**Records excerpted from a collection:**

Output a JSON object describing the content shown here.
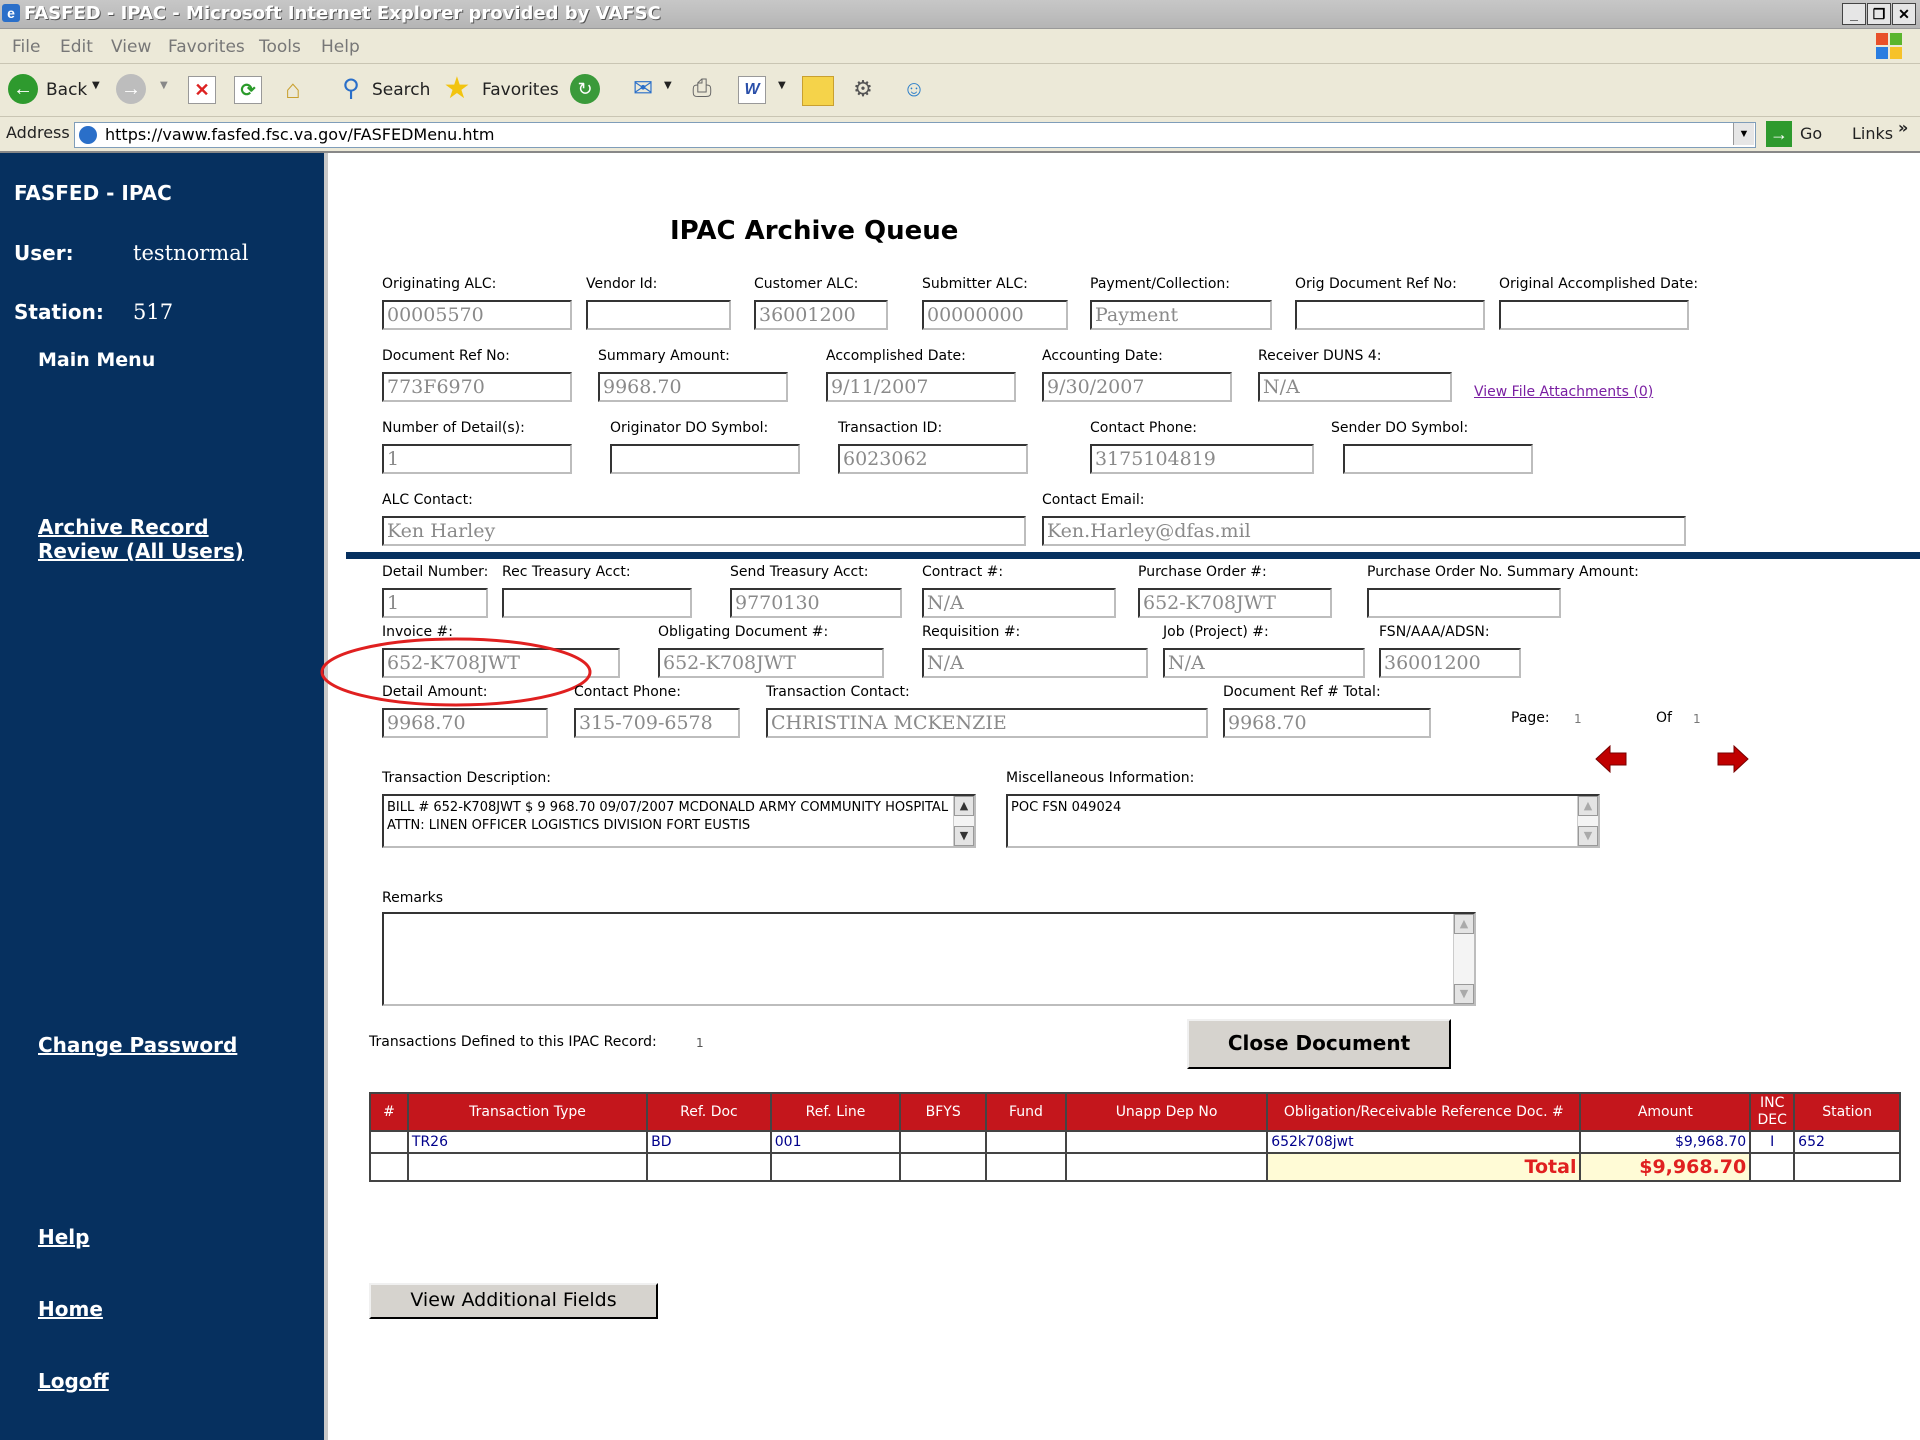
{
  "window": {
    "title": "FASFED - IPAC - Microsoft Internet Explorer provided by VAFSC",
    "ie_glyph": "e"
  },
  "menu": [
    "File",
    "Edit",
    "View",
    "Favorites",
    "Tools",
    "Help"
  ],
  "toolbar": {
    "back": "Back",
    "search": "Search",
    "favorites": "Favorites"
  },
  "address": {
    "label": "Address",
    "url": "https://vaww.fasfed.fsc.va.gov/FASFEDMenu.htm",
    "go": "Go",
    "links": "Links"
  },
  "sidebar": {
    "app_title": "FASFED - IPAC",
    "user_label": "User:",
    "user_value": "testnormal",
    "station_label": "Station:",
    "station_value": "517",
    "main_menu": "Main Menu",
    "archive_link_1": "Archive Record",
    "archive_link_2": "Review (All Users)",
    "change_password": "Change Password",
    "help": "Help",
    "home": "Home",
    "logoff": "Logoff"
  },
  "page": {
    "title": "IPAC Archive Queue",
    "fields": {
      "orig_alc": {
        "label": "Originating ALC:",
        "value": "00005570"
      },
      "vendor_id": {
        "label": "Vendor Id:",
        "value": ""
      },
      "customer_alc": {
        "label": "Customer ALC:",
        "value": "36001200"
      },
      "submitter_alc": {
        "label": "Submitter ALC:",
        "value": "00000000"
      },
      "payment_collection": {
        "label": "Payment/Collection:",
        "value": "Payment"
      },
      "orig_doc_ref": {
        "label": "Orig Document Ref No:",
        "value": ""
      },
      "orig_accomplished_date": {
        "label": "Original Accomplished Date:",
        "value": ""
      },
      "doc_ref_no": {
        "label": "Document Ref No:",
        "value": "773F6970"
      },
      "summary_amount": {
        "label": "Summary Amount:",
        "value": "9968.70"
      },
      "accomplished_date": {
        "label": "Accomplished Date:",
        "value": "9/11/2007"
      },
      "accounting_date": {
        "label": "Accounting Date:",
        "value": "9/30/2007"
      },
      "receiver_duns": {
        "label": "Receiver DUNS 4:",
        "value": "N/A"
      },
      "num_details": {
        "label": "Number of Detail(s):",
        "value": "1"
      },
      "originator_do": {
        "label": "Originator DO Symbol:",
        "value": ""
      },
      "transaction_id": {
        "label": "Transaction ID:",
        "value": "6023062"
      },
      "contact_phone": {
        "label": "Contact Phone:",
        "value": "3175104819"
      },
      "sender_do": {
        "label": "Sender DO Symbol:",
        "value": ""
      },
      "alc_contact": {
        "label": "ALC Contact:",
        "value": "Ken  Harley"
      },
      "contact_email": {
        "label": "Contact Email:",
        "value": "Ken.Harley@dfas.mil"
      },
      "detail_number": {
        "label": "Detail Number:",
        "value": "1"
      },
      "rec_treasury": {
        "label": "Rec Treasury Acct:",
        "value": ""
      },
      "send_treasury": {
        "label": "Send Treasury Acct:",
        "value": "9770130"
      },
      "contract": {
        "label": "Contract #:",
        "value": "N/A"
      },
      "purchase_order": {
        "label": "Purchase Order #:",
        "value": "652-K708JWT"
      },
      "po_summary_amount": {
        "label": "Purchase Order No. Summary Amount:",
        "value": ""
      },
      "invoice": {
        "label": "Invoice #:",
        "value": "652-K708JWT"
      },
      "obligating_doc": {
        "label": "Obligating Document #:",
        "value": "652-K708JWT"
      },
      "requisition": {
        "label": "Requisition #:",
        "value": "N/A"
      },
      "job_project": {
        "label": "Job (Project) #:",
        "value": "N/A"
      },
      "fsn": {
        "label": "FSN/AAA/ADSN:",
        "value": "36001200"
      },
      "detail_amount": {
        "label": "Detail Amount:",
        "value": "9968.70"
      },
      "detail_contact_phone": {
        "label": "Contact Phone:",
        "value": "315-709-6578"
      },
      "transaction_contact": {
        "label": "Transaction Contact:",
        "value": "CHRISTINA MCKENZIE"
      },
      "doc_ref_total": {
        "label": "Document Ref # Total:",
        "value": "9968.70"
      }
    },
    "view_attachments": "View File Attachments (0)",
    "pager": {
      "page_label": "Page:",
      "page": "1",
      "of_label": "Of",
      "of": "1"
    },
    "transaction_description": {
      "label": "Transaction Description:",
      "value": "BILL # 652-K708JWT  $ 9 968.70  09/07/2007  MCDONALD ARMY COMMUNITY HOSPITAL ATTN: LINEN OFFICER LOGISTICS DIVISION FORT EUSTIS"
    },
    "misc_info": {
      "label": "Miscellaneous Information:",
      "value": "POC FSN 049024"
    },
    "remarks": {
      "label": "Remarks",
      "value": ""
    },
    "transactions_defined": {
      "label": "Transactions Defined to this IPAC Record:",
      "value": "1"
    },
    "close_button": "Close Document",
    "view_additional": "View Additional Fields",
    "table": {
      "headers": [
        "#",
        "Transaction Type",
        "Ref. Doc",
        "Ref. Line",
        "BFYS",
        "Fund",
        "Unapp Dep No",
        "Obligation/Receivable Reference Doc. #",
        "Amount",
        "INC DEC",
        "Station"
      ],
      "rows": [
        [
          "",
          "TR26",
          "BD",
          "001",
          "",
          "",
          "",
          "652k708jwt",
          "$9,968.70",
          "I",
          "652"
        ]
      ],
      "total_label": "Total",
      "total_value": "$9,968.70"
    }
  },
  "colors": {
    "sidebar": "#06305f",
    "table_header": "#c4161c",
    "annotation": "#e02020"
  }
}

* * *

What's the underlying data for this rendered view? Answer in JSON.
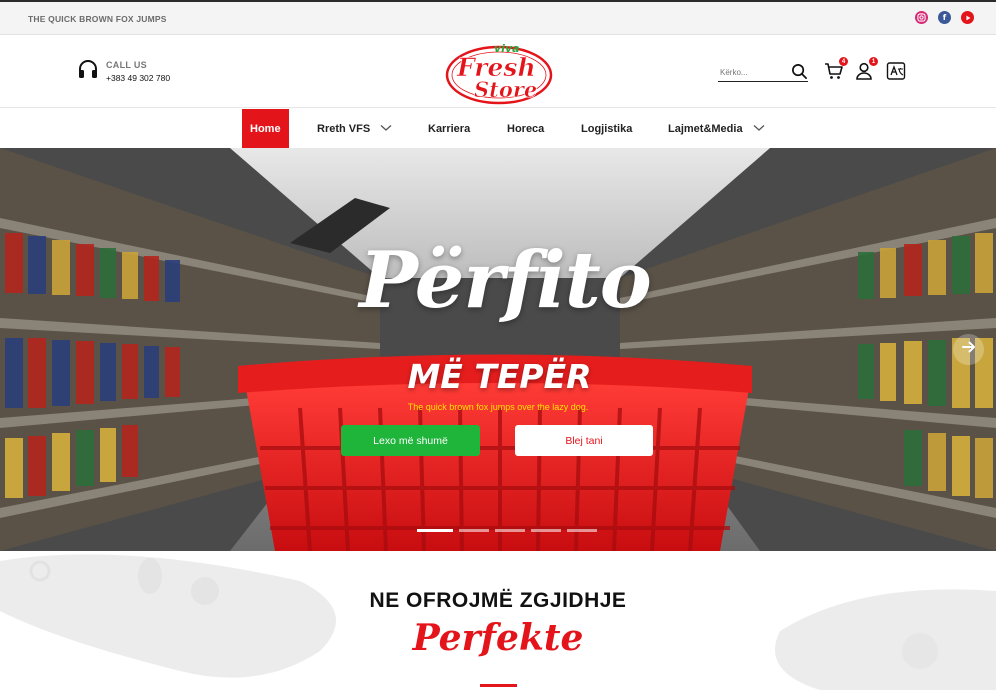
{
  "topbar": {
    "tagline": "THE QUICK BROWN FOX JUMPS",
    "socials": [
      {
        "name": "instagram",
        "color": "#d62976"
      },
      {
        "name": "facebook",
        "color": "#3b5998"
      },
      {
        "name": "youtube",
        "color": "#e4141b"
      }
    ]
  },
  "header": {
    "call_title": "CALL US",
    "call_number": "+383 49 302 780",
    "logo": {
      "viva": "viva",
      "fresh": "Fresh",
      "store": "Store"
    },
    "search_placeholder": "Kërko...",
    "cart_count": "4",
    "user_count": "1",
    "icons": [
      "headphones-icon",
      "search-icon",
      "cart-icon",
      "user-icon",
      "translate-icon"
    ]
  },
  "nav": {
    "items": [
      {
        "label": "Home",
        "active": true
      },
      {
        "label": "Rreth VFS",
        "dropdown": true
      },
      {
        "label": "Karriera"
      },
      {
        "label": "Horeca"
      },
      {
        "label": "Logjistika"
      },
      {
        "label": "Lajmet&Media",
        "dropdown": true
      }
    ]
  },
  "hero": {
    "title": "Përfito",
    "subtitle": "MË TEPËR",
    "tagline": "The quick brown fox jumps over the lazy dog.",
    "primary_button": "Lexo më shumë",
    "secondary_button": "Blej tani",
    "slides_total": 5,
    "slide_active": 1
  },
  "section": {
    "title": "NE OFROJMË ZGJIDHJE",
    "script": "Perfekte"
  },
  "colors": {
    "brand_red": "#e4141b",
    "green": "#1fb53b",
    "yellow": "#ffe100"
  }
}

---

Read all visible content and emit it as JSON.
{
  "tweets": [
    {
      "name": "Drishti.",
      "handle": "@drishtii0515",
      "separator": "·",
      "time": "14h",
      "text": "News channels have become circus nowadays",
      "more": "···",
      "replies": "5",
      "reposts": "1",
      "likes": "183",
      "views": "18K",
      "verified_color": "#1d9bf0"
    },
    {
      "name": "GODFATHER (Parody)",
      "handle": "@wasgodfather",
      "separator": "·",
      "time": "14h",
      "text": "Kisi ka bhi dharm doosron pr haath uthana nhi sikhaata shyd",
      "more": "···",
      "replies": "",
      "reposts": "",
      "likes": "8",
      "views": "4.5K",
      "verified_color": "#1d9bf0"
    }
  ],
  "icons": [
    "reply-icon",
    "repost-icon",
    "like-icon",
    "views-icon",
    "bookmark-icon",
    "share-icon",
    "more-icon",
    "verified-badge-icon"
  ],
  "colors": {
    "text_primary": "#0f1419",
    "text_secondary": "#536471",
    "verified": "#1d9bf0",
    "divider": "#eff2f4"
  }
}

**Problem to solve:**
Report back each line of the entries that holds the string "File".

**Final answer:**
    "File",
    "view_attachments": "View File Attachments (0)",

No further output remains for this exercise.